### WHAT TO PRODUCE
Would you restate all the data that follows, word for word?

### ENTRIES

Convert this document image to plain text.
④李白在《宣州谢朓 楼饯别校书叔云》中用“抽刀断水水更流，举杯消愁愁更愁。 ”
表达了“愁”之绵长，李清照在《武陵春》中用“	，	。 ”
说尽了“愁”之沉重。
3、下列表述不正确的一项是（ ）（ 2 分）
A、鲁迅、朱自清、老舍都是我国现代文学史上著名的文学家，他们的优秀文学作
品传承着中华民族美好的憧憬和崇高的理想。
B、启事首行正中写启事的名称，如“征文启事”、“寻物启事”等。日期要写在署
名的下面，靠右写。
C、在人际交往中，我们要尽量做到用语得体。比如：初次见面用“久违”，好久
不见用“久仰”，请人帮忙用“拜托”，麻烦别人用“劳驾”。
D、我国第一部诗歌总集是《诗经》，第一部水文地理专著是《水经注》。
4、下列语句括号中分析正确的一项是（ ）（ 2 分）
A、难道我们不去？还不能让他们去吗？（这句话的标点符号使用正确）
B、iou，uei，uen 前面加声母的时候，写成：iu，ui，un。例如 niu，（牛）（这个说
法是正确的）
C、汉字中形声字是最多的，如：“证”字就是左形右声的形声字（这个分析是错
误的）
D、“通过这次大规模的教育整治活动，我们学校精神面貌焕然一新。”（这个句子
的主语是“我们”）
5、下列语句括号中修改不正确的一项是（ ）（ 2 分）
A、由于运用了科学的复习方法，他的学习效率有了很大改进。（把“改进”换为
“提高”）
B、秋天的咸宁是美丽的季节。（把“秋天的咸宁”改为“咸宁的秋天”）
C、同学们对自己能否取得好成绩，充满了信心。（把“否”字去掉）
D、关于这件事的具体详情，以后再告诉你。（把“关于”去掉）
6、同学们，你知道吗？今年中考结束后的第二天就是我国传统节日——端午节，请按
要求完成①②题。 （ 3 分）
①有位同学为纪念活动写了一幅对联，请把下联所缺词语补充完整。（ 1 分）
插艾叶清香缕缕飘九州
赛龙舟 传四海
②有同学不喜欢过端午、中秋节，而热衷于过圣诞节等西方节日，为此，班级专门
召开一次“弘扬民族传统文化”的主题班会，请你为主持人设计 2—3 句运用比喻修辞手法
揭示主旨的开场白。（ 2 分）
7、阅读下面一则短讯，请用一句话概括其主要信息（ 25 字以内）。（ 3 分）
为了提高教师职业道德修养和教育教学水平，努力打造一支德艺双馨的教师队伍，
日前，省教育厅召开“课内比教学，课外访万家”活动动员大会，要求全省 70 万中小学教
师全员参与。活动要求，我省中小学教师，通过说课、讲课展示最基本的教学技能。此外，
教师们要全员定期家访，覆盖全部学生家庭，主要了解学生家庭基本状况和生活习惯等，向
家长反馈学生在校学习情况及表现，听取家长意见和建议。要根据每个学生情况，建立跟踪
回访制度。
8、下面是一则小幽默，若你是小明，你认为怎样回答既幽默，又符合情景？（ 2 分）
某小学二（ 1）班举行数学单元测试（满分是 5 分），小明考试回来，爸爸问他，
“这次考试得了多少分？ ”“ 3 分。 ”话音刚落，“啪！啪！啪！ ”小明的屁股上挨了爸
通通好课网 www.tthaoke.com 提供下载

### ANSWER IN FULL
Convert this document image to plain text.
④李白在《宣州谢朓 楼饯别校书叔云》中用“抽刀断水水更流，举杯消愁愁更愁。 ”
表达了“愁”之绵长，李清照在《武陵春》中用“	，	。 ”
说尽了“愁”之沉重。
3、下列表述不正确的一项是（ ）（ 2 分）
A、鲁迅、朱自清、老舍都是我国现代文学史上著名的文学家，他们的优秀文学作
品传承着中华民族美好的憧憬和崇高的理想。
B、启事首行正中写启事的名称，如“征文启事”、“寻物启事”等。日期要写在署
名的下面，靠右写。
C、在人际交往中，我们要尽量做到用语得体。比如：初次见面用“久违”，好久
不见用“久仰”，请人帮忙用“拜托”，麻烦别人用“劳驾”。
D、我国第一部诗歌总集是《诗经》，第一部水文地理专著是《水经注》。
4、下列语句括号中分析正确的一项是（ ）（ 2 分）
A、难道我们不去？还不能让他们去吗？（这句话的标点符号使用正确）
B、iou，uei，uen 前面加声母的时候，写成：iu，ui，un。例如 niu，（牛）（这个说
法是正确的）
C、汉字中形声字是最多的，如：“证”字就是左形右声的形声字（这个分析是错
误的）
D、“通过这次大规模的教育整治活动，我们学校精神面貌焕然一新。”（这个句子
的主语是“我们”）
5、下列语句括号中修改不正确的一项是（ ）（ 2 分）
A、由于运用了科学的复习方法，他的学习效率有了很大改进。（把“改进”换为
“提高”）
B、秋天的咸宁是美丽的季节。（把“秋天的咸宁”改为“咸宁的秋天”）
C、同学们对自己能否取得好成绩，充满了信心。（把“否”字去掉）
D、关于这件事的具体详情，以后再告诉你。（把“关于”去掉）
6、同学们，你知道吗？今年中考结束后的第二天就是我国传统节日——端午节，请按
要求完成①②题。 （ 3 分）
①有位同学为纪念活动写了一幅对联，请把下联所缺词语补充完整。（ 1 分）
插艾叶清香缕缕飘九州
赛龙舟 传四海
②有同学不喜欢过端午、中秋节，而热衷于过圣诞节等西方节日，为此，班级专门
召开一次“弘扬民族传统文化”的主题班会，请你为主持人设计 2—3 句运用比喻修辞手法
揭示主旨的开场白。（ 2 分）
7、阅读下面一则短讯，请用一句话概括其主要信息（ 25 字以内）。（ 3 分）
为了提高教师职业道德修养和教育教学水平，努力打造一支德艺双馨的教师队伍，
日前，省教育厅召开“课内比教学，课外访万家”活动动员大会，要求全省 70 万中小学教
师全员参与。活动要求，我省中小学教师，通过说课、讲课展示最基本的教学技能。此外，
教师们要全员定期家访，覆盖全部学生家庭，主要了解学生家庭基本状况和生活习惯等，向
家长反馈学生在校学习情况及表现，听取家长意见和建议。要根据每个学生情况，建立跟踪
回访制度。
8、下面是一则小幽默，若你是小明，你认为怎样回答既幽默，又符合情景？（ 2 分）
某小学二（ 1）班举行数学单元测试（满分是 5 分），小明考试回来，爸爸问他，
“这次考试得了多少分？ ”“ 3 分。 ”话音刚落，“啪！啪！啪！ ”小明的屁股上挨了爸
通通好课网 www.tthaoke.com 提供下载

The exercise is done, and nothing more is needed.